[Records excerpted from a collection]
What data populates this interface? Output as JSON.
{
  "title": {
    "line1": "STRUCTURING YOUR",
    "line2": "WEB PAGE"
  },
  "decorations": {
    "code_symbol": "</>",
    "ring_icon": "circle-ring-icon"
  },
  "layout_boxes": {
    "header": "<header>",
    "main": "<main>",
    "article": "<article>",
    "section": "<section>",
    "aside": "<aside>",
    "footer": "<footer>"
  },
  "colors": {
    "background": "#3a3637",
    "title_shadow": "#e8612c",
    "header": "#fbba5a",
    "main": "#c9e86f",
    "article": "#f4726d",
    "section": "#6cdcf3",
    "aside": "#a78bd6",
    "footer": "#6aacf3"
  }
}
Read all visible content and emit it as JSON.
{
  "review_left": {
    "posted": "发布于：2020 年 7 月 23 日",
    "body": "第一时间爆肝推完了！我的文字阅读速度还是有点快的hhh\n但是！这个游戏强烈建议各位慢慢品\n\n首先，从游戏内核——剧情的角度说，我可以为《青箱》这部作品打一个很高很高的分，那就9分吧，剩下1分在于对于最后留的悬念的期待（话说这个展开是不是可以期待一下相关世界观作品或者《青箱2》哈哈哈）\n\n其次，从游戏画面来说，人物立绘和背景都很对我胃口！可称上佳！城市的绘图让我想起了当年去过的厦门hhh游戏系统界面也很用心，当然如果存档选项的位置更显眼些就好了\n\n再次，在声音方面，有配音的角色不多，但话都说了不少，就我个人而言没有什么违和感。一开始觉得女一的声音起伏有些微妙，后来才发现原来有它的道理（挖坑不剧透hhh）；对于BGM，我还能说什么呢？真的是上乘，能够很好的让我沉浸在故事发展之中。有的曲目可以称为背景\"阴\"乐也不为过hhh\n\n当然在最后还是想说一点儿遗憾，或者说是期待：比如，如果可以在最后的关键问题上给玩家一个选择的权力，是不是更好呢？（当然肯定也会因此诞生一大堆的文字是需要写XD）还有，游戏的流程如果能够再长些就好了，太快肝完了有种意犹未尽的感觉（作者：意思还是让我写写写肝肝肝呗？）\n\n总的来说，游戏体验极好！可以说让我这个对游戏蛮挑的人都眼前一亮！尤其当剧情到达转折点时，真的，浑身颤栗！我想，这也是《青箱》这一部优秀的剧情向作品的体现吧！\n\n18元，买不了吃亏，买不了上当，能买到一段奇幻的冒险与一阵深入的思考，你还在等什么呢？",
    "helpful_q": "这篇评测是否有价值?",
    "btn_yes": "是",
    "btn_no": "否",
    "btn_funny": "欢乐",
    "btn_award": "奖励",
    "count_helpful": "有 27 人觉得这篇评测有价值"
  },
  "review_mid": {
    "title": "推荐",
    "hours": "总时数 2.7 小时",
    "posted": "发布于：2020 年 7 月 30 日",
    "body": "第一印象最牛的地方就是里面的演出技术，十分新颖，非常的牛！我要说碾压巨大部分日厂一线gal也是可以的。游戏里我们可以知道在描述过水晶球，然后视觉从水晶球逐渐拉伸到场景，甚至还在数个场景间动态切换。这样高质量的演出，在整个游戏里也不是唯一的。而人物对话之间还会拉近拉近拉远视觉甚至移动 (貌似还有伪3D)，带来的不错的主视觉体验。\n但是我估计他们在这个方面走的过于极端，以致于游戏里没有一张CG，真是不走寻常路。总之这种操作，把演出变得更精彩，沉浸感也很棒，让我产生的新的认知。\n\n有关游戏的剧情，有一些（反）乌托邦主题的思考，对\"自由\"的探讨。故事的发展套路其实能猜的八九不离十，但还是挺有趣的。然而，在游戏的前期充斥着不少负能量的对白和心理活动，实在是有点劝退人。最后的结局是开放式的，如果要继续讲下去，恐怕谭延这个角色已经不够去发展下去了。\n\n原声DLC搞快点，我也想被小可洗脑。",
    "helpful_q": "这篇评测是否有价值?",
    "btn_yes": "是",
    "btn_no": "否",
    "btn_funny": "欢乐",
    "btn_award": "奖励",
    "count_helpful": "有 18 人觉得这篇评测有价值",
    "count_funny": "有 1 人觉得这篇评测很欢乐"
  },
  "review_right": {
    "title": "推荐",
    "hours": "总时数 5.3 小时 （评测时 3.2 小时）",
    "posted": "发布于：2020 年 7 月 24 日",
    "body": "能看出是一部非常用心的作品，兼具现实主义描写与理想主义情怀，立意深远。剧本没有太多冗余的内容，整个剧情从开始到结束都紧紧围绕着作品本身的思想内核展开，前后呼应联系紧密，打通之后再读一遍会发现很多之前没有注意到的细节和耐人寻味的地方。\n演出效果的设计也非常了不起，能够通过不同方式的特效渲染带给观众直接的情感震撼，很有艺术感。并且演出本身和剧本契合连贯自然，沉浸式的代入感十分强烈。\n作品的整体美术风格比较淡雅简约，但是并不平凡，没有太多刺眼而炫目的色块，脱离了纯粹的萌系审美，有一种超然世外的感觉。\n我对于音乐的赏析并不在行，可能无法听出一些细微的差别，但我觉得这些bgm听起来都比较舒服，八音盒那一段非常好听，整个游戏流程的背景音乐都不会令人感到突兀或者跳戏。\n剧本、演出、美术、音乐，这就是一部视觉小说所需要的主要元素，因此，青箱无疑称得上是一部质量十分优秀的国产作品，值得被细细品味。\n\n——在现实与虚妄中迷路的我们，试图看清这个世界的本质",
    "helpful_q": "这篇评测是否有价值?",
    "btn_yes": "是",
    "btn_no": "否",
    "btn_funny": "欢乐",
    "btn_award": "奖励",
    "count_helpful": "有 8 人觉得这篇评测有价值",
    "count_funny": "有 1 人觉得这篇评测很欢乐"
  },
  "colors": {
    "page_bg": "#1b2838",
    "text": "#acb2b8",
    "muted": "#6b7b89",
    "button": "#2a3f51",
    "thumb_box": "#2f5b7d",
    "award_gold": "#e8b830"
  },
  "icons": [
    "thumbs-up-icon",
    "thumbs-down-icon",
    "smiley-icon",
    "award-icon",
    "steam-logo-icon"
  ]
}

DIRECTIONS FOR THIS TASK
Each line above must be reproduced exactly as it stands.

RESULT OF THE EXERCISE
What data populates this interface? Output as JSON.
{
  "title": {
    "line1": "STRUCTURING YOUR",
    "line2": "WEB PAGE"
  },
  "decorations": {
    "code_symbol": "</>",
    "ring_icon": "circle-ring-icon"
  },
  "layout_boxes": {
    "header": "<header>",
    "main": "<main>",
    "article": "<article>",
    "section": "<section>",
    "aside": "<aside>",
    "footer": "<footer>"
  },
  "colors": {
    "background": "#3a3637",
    "title_shadow": "#e8612c",
    "header": "#fbba5a",
    "main": "#c9e86f",
    "article": "#f4726d",
    "section": "#6cdcf3",
    "aside": "#a78bd6",
    "footer": "#6aacf3"
  }
}
Read all visible content and emit it as JSON.
{
  "review_left": {
    "posted": "发布于：2020 年 7 月 23 日",
    "body": "第一时间爆肝推完了！我的文字阅读速度还是有点快的hhh\n但是！这个游戏强烈建议各位慢慢品\n\n首先，从游戏内核——剧情的角度说，我可以为《青箱》这部作品打一个很高很高的分，那就9分吧，剩下1分在于对于最后留的悬念的期待（话说这个展开是不是可以期待一下相关世界观作品或者《青箱2》哈哈哈）\n\n其次，从游戏画面来说，人物立绘和背景都很对我胃口！可称上佳！城市的绘图让我想起了当年去过的厦门hhh游戏系统界面也很用心，当然如果存档选项的位置更显眼些就好了\n\n再次，在声音方面，有配音的角色不多，但话都说了不少，就我个人而言没有什么违和感。一开始觉得女一的声音起伏有些微妙，后来才发现原来有它的道理（挖坑不剧透hhh）；对于BGM，我还能说什么呢？真的是上乘，能够很好的让我沉浸在故事发展之中。有的曲目可以称为背景\"阴\"乐也不为过hhh\n\n当然在最后还是想说一点儿遗憾，或者说是期待：比如，如果可以在最后的关键问题上给玩家一个选择的权力，是不是更好呢？（当然肯定也会因此诞生一大堆的文字是需要写XD）还有，游戏的流程如果能够再长些就好了，太快肝完了有种意犹未尽的感觉（作者：意思还是让我写写写肝肝肝呗？）\n\n总的来说，游戏体验极好！可以说让我这个对游戏蛮挑的人都眼前一亮！尤其当剧情到达转折点时，真的，浑身颤栗！我想，这也是《青箱》这一部优秀的剧情向作品的体现吧！\n\n18元，买不了吃亏，买不了上当，能买到一段奇幻的冒险与一阵深入的思考，你还在等什么呢？",
    "helpful_q": "这篇评测是否有价值?",
    "btn_yes": "是",
    "btn_no": "否",
    "btn_funny": "欢乐",
    "btn_award": "奖励",
    "count_helpful": "有 27 人觉得这篇评测有价值"
  },
  "review_mid": {
    "title": "推荐",
    "hours": "总时数 2.7 小时",
    "posted": "发布于：2020 年 7 月 30 日",
    "body": "第一印象最牛的地方就是里面的演出技术，十分新颖，非常的牛！我要说碾压巨大部分日厂一线gal也是可以的。游戏里我们可以知道在描述过水晶球，然后视觉从水晶球逐渐拉伸到场景，甚至还在数个场景间动态切换。这样高质量的演出，在整个游戏里也不是唯一的。而人物对话之间还会拉近拉近拉远视觉甚至移动 (貌似还有伪3D)，带来的不错的主视觉体验。\n但是我估计他们在这个方面走的过于极端，以致于游戏里没有一张CG，真是不走寻常路。总之这种操作，把演出变得更精彩，沉浸感也很棒，让我产生的新的认知。\n\n有关游戏的剧情，有一些（反）乌托邦主题的思考，对\"自由\"的探讨。故事的发展套路其实能猜的八九不离十，但还是挺有趣的。然而，在游戏的前期充斥着不少负能量的对白和心理活动，实在是有点劝退人。最后的结局是开放式的，如果要继续讲下去，恐怕谭延这个角色已经不够去发展下去了。\n\n原声DLC搞快点，我也想被小可洗脑。",
    "helpful_q": "这篇评测是否有价值?",
    "btn_yes": "是",
    "btn_no": "否",
    "btn_funny": "欢乐",
    "btn_award": "奖励",
    "count_helpful": "有 18 人觉得这篇评测有价值",
    "count_funny": "有 1 人觉得这篇评测很欢乐"
  },
  "review_right": {
    "title": "推荐",
    "hours": "总时数 5.3 小时 （评测时 3.2 小时）",
    "posted": "发布于：2020 年 7 月 24 日",
    "body": "能看出是一部非常用心的作品，兼具现实主义描写与理想主义情怀，立意深远。剧本没有太多冗余的内容，整个剧情从开始到结束都紧紧围绕着作品本身的思想内核展开，前后呼应联系紧密，打通之后再读一遍会发现很多之前没有注意到的细节和耐人寻味的地方。\n演出效果的设计也非常了不起，能够通过不同方式的特效渲染带给观众直接的情感震撼，很有艺术感。并且演出本身和剧本契合连贯自然，沉浸式的代入感十分强烈。\n作品的整体美术风格比较淡雅简约，但是并不平凡，没有太多刺眼而炫目的色块，脱离了纯粹的萌系审美，有一种超然世外的感觉。\n我对于音乐的赏析并不在行，可能无法听出一些细微的差别，但我觉得这些bgm听起来都比较舒服，八音盒那一段非常好听，整个游戏流程的背景音乐都不会令人感到突兀或者跳戏。\n剧本、演出、美术、音乐，这就是一部视觉小说所需要的主要元素，因此，青箱无疑称得上是一部质量十分优秀的国产作品，值得被细细品味。\n\n——在现实与虚妄中迷路的我们，试图看清这个世界的本质",
    "helpful_q": "这篇评测是否有价值?",
    "btn_yes": "是",
    "btn_no": "否",
    "btn_funny": "欢乐",
    "btn_award": "奖励",
    "count_helpful": "有 8 人觉得这篇评测有价值",
    "count_funny": "有 1 人觉得这篇评测很欢乐"
  },
  "colors": {
    "page_bg": "#1b2838",
    "text": "#acb2b8",
    "muted": "#6b7b89",
    "button": "#2a3f51",
    "thumb_box": "#2f5b7d",
    "award_gold": "#e8b830"
  },
  "icons": [
    "thumbs-up-icon",
    "thumbs-down-icon",
    "smiley-icon",
    "award-icon",
    "steam-logo-icon"
  ]
}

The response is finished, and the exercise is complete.